WHAT IS EXPECTED: Revise the lines from the start of the records down to the line containing "y-tick-label: 0.75 (116, 345, 202, 389)", changing "violin-baseline" to "violin-floor" and keeping everything else the same.
## BEGIN RECORD SET
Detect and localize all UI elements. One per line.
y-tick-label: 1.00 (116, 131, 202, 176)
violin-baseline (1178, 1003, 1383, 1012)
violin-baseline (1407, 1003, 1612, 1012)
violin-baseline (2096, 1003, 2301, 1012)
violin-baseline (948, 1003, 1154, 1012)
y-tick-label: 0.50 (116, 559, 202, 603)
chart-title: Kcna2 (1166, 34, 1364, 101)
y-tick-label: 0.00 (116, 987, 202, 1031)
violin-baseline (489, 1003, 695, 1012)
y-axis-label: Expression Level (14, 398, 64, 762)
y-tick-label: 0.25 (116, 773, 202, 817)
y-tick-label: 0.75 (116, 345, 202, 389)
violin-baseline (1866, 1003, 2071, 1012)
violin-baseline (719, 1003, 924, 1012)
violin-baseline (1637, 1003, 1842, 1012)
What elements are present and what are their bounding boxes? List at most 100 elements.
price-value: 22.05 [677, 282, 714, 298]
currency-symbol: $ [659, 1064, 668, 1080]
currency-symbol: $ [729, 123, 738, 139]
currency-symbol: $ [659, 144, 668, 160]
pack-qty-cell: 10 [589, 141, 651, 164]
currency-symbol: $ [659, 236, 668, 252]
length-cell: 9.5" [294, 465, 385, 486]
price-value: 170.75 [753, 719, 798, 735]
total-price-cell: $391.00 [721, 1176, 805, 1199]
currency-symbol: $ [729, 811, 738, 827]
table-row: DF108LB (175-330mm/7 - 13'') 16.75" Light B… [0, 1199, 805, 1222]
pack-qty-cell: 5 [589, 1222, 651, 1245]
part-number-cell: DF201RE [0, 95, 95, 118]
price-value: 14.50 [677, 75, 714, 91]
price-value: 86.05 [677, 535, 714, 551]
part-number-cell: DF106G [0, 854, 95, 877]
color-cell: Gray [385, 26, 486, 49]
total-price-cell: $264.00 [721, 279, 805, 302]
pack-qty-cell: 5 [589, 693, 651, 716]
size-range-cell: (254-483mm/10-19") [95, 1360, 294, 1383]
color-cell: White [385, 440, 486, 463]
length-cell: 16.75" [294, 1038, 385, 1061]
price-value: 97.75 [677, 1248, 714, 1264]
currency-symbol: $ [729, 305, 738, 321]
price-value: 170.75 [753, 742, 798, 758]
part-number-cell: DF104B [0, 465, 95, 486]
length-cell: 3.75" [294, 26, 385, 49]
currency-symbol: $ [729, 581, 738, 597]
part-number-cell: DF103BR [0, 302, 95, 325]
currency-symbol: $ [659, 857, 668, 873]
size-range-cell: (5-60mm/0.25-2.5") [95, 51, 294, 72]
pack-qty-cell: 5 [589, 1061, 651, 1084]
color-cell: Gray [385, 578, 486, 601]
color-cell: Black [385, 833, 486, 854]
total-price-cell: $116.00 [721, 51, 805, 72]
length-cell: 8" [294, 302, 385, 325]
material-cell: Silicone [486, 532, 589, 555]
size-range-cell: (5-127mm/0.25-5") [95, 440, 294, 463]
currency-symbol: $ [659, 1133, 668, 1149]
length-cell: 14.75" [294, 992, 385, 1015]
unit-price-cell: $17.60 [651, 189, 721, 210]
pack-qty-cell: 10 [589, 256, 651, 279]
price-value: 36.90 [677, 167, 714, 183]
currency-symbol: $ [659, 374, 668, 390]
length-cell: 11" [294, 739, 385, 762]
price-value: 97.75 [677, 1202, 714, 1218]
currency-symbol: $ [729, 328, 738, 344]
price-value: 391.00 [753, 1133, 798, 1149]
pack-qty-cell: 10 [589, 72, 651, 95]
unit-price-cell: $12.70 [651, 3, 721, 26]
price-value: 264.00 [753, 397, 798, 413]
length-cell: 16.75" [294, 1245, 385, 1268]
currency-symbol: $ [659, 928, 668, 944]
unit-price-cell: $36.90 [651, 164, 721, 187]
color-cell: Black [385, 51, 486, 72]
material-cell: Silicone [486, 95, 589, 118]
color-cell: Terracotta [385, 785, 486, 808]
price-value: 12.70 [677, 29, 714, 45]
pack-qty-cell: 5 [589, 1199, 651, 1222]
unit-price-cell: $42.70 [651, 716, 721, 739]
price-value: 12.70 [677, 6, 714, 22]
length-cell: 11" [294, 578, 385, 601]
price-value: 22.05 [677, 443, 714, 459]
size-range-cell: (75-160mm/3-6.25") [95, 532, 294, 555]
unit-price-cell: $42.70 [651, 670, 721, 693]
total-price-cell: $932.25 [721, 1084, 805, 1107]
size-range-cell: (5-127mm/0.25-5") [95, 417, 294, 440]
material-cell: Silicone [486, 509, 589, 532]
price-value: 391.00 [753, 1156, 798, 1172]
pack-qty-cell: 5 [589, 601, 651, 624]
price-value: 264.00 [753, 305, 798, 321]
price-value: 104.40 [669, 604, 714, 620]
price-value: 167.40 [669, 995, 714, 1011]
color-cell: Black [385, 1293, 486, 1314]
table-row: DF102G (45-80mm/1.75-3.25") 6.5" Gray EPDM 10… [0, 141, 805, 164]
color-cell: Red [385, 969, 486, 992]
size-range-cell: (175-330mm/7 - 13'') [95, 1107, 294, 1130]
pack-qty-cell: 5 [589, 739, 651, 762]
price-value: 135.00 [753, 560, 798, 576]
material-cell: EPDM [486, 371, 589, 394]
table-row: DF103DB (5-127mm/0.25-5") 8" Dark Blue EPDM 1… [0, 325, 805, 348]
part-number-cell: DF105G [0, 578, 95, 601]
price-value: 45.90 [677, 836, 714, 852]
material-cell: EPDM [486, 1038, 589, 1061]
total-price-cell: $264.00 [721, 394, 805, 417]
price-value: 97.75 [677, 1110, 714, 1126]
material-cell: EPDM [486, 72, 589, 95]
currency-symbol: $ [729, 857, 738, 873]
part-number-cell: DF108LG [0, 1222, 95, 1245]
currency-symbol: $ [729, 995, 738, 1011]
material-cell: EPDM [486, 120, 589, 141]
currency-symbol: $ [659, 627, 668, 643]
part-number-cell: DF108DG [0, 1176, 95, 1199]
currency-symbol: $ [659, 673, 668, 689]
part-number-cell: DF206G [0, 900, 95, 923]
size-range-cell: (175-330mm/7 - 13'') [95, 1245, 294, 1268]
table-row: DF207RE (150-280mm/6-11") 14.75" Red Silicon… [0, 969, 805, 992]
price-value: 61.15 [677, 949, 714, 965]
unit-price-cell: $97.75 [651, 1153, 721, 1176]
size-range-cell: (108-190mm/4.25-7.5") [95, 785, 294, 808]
## END RECORD SET
COMPLETE RESPONSE:
Detect and localize all UI elements. One per line.
y-tick-label: 1.00 (116, 131, 202, 176)
violin-floor (1178, 1003, 1383, 1012)
violin-floor (1407, 1003, 1612, 1012)
violin-floor (2096, 1003, 2301, 1012)
violin-floor (948, 1003, 1154, 1012)
y-tick-label: 0.50 (116, 559, 202, 603)
chart-title: Kcna2 (1166, 34, 1364, 101)
y-tick-label: 0.00 (116, 987, 202, 1031)
violin-floor (489, 1003, 695, 1012)
y-axis-label: Expression Level (14, 398, 64, 762)
y-tick-label: 0.25 (116, 773, 202, 817)
y-tick-label: 0.75 (116, 345, 202, 389)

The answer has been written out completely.